Entries:

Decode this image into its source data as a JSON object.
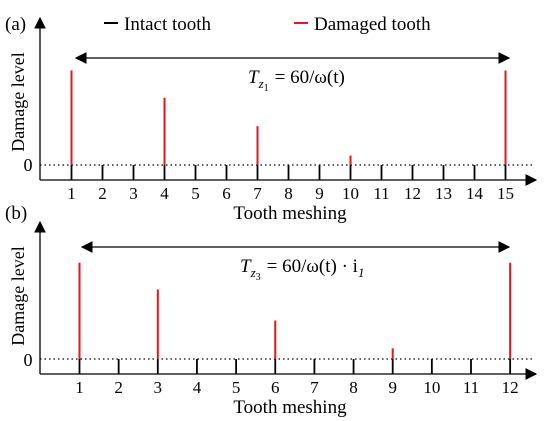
{
  "legend": {
    "intact_label": "Intact tooth",
    "damaged_label": "Damaged tooth",
    "intact_color": "#000000",
    "damaged_color": "#e8141b"
  },
  "chart_data": [
    {
      "type": "bar",
      "panel_label": "(a)",
      "xlabel": "Tooth meshing",
      "ylabel": "Damage level",
      "ytick": "0",
      "x": [
        1,
        2,
        3,
        4,
        5,
        6,
        7,
        8,
        9,
        10,
        11,
        12,
        13,
        14,
        15
      ],
      "series": [
        {
          "name": "Damaged tooth",
          "values": [
            0.9,
            null,
            null,
            0.64,
            null,
            null,
            0.37,
            null,
            null,
            0.09,
            null,
            null,
            null,
            null,
            0.9
          ]
        }
      ],
      "ylim": [
        0,
        1
      ],
      "annotation": {
        "lhs": "T",
        "sub": "z",
        "subsub": "1",
        "rhs": "= 60/ω(t)",
        "from": 1,
        "to": 15
      }
    },
    {
      "type": "bar",
      "panel_label": "(b)",
      "xlabel": "Tooth meshing",
      "ylabel": "Damage level",
      "ytick": "0",
      "x": [
        1,
        2,
        3,
        4,
        5,
        6,
        7,
        8,
        9,
        10,
        11,
        12
      ],
      "series": [
        {
          "name": "Damaged tooth",
          "values": [
            0.9,
            null,
            0.65,
            null,
            null,
            0.36,
            null,
            null,
            0.1,
            null,
            null,
            0.9
          ]
        }
      ],
      "ylim": [
        0,
        1
      ],
      "annotation": {
        "lhs": "T",
        "sub": "z",
        "subsub": "3",
        "rhs": "= 60/ω(t) · i",
        "rhs_sub": "1",
        "from": 1,
        "to": 12
      }
    }
  ]
}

What needs to be done: Could you repeat all of the material exactly? Pictures should not be copied.

Response:
Decode this image into its source data as a JSON object.
{
  "legend": {
    "intact_label": "Intact tooth",
    "damaged_label": "Damaged tooth",
    "intact_color": "#000000",
    "damaged_color": "#e8141b"
  },
  "chart_data": [
    {
      "type": "bar",
      "panel_label": "(a)",
      "xlabel": "Tooth meshing",
      "ylabel": "Damage level",
      "ytick": "0",
      "x": [
        1,
        2,
        3,
        4,
        5,
        6,
        7,
        8,
        9,
        10,
        11,
        12,
        13,
        14,
        15
      ],
      "series": [
        {
          "name": "Damaged tooth",
          "values": [
            0.9,
            null,
            null,
            0.64,
            null,
            null,
            0.37,
            null,
            null,
            0.09,
            null,
            null,
            null,
            null,
            0.9
          ]
        }
      ],
      "ylim": [
        0,
        1
      ],
      "annotation": {
        "lhs": "T",
        "sub": "z",
        "subsub": "1",
        "rhs": "= 60/ω(t)",
        "from": 1,
        "to": 15
      }
    },
    {
      "type": "bar",
      "panel_label": "(b)",
      "xlabel": "Tooth meshing",
      "ylabel": "Damage level",
      "ytick": "0",
      "x": [
        1,
        2,
        3,
        4,
        5,
        6,
        7,
        8,
        9,
        10,
        11,
        12
      ],
      "series": [
        {
          "name": "Damaged tooth",
          "values": [
            0.9,
            null,
            0.65,
            null,
            null,
            0.36,
            null,
            null,
            0.1,
            null,
            null,
            0.9
          ]
        }
      ],
      "ylim": [
        0,
        1
      ],
      "annotation": {
        "lhs": "T",
        "sub": "z",
        "subsub": "3",
        "rhs": "= 60/ω(t) · i",
        "rhs_sub": "1",
        "from": 1,
        "to": 12
      }
    }
  ]
}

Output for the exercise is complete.